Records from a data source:
>>>>>
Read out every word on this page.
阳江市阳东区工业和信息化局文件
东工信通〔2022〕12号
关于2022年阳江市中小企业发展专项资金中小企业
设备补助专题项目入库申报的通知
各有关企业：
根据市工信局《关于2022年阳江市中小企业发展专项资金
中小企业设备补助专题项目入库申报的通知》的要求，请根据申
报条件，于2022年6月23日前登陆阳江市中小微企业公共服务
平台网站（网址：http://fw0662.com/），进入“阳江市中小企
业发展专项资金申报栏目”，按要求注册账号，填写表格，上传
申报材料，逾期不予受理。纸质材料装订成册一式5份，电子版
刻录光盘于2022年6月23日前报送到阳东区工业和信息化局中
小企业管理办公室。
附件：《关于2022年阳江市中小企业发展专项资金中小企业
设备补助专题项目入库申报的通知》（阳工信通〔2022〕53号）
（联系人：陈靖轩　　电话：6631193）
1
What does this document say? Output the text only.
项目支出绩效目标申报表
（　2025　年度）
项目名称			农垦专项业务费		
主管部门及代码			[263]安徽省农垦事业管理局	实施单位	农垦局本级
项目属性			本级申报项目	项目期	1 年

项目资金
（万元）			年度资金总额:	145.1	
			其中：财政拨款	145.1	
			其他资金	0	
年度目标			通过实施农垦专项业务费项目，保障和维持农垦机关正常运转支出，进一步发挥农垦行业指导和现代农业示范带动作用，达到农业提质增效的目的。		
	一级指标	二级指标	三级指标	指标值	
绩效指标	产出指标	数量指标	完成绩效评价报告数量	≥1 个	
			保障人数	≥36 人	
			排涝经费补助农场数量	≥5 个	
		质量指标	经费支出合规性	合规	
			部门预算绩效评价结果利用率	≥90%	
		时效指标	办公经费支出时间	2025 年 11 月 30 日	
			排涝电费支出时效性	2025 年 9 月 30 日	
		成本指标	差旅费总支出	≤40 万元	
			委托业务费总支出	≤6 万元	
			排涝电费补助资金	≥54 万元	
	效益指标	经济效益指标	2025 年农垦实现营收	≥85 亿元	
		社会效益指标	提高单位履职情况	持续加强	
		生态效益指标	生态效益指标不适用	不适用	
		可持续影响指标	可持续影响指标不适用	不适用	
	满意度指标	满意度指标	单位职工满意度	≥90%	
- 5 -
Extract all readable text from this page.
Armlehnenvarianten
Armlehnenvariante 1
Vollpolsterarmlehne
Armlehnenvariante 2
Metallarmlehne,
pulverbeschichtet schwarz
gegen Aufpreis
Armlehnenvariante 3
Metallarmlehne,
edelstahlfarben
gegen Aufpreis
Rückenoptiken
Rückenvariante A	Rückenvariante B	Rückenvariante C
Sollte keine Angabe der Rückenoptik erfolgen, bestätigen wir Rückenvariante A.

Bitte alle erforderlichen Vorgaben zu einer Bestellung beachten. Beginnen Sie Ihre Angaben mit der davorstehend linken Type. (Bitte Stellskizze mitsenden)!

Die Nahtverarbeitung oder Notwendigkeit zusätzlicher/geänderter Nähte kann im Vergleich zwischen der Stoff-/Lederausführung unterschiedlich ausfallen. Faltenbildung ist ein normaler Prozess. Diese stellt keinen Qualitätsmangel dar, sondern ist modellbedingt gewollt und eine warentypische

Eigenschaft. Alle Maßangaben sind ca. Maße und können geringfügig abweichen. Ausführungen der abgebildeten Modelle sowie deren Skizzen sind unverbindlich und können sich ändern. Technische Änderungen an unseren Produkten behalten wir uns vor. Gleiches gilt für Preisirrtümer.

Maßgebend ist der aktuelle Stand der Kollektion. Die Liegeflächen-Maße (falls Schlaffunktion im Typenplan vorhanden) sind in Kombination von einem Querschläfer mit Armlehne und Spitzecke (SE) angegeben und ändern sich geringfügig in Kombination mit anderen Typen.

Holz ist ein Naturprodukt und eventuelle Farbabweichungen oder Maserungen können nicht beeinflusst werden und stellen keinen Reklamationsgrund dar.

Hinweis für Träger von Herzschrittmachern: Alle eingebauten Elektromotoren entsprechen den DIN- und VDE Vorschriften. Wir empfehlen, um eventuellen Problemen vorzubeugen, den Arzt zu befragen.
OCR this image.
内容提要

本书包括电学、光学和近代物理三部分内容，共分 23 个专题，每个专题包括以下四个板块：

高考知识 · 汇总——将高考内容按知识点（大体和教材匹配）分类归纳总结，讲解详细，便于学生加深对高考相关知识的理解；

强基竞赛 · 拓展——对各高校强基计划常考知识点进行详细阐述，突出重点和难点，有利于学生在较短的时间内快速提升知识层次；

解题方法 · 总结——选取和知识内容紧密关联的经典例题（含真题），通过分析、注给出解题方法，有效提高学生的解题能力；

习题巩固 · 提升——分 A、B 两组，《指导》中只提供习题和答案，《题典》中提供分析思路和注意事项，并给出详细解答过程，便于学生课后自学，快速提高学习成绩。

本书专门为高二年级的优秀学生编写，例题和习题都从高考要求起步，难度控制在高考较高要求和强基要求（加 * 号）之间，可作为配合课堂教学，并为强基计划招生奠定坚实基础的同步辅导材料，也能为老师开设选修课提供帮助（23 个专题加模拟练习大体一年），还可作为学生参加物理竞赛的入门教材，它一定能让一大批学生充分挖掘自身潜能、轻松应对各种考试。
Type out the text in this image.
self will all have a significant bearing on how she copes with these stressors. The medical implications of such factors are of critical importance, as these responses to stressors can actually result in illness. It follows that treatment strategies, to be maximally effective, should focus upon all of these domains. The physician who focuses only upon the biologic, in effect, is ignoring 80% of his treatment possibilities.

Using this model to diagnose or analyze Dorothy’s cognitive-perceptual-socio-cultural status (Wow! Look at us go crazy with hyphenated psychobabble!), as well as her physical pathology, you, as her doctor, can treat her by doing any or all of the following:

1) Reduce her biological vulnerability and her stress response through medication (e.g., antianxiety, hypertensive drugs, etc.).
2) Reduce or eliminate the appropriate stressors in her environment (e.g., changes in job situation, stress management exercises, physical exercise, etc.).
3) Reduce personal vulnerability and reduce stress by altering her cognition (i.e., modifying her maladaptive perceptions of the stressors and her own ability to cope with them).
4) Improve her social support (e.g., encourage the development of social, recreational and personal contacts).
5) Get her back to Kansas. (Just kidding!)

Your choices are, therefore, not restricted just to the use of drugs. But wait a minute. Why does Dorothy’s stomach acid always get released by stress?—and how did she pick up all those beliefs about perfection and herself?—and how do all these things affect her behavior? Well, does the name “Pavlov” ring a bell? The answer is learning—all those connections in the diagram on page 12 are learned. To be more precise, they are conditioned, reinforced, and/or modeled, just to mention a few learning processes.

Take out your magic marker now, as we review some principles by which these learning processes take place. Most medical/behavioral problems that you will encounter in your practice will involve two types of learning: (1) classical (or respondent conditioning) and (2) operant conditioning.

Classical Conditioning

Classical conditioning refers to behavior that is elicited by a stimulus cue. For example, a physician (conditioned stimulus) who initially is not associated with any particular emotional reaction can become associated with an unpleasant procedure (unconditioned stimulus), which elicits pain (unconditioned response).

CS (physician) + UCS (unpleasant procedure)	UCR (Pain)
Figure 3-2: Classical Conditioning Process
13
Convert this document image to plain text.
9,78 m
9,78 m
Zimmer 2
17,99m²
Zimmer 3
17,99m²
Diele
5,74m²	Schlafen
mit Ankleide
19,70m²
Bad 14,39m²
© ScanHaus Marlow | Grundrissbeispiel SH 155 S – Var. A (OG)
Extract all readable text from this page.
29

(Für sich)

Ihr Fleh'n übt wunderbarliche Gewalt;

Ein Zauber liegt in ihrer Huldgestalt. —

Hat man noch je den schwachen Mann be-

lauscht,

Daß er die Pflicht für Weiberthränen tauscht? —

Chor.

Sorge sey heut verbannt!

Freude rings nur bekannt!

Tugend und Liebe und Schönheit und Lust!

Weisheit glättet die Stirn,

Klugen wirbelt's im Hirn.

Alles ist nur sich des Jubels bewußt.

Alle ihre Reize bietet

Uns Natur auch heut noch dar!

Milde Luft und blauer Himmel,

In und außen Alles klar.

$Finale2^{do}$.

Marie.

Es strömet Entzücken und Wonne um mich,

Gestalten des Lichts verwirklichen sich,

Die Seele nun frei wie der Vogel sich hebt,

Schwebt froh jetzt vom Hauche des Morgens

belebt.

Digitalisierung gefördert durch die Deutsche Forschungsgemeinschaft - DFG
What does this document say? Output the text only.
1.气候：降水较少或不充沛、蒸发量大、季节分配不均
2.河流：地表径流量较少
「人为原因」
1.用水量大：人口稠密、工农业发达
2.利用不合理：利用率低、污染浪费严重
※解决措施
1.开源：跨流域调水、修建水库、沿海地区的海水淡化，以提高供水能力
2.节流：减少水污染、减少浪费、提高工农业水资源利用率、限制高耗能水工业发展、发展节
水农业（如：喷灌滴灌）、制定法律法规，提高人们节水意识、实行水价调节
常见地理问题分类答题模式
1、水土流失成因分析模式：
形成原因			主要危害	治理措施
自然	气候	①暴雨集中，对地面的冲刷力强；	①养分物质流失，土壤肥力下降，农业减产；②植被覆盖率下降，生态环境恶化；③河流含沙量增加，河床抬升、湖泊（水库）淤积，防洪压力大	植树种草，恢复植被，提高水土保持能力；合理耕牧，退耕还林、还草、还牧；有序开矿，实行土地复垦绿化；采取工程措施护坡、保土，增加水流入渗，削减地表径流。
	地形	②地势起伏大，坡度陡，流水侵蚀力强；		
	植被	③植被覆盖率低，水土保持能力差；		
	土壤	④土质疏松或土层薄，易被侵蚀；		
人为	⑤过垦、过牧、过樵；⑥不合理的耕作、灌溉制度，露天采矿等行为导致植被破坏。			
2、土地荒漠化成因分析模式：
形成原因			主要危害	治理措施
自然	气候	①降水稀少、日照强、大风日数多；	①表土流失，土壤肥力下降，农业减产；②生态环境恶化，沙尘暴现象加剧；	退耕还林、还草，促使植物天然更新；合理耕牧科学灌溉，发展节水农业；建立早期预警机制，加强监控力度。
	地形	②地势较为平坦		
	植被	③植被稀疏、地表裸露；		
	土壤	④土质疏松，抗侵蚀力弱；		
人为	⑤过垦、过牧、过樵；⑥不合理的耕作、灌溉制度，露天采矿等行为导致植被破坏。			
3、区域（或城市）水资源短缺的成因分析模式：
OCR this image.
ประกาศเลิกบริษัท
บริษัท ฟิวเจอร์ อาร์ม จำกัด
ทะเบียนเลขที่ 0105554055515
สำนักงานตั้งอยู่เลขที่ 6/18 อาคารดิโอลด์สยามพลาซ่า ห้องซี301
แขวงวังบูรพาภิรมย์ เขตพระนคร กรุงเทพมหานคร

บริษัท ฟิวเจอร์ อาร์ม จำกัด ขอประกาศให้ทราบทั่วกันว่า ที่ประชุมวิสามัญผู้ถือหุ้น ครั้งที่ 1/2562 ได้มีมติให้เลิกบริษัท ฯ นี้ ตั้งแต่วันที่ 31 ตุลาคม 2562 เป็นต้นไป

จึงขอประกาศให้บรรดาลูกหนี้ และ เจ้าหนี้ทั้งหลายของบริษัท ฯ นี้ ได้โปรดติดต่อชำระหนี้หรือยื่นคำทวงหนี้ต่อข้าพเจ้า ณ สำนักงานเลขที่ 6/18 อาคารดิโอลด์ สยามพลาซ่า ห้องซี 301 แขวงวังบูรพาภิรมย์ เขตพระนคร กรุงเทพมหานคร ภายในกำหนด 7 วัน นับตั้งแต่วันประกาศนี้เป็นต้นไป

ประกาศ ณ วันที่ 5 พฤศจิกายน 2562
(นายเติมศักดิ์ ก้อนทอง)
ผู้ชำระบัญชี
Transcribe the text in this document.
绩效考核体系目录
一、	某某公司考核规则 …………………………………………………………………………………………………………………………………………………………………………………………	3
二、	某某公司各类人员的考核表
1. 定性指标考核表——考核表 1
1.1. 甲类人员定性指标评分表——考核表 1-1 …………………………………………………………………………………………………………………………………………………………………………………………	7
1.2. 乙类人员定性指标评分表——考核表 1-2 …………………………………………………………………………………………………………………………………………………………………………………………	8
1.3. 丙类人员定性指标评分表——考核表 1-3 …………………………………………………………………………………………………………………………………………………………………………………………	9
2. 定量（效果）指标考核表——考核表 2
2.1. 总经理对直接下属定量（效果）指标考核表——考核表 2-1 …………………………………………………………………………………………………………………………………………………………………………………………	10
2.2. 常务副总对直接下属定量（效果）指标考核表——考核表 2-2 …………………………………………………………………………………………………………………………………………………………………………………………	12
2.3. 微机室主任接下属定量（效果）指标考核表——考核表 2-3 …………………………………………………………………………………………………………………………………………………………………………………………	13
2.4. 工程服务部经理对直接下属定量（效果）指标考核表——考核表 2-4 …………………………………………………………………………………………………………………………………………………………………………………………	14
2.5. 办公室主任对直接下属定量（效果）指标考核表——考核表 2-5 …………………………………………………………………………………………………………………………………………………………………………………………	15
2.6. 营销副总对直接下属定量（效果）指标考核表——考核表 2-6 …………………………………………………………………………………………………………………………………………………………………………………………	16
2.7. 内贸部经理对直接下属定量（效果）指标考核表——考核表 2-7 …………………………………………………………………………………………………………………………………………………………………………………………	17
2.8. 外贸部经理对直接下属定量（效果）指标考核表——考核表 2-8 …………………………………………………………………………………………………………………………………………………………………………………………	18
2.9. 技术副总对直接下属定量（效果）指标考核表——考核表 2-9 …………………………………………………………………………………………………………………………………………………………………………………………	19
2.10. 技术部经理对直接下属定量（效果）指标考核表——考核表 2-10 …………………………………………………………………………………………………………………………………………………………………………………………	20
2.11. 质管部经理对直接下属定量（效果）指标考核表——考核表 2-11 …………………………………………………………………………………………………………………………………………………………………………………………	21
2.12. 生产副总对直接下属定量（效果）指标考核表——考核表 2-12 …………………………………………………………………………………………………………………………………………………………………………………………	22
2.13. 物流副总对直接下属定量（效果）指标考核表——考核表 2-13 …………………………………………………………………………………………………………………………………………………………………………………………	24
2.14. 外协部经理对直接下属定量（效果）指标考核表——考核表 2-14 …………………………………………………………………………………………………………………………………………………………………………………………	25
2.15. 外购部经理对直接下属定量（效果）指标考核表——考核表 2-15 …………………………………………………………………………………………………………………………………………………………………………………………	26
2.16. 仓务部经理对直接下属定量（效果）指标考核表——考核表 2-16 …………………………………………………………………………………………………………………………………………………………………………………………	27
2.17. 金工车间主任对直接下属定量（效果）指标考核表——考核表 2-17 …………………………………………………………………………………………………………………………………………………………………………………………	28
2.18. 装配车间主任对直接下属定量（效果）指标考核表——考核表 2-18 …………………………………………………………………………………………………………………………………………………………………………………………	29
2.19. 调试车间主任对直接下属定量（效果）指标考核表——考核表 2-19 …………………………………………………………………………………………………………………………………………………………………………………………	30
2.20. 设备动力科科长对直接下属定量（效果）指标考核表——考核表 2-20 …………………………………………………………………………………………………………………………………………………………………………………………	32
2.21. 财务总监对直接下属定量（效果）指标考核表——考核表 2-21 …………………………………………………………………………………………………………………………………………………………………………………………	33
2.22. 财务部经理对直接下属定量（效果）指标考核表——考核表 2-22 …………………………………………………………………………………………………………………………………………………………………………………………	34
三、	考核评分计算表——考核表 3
<<<<<
EXERCISE DIRECTIONS
Lines containing the string "geringfügig" should be counted; reply with their number and nothing more.

SOLVED PROBLEM
2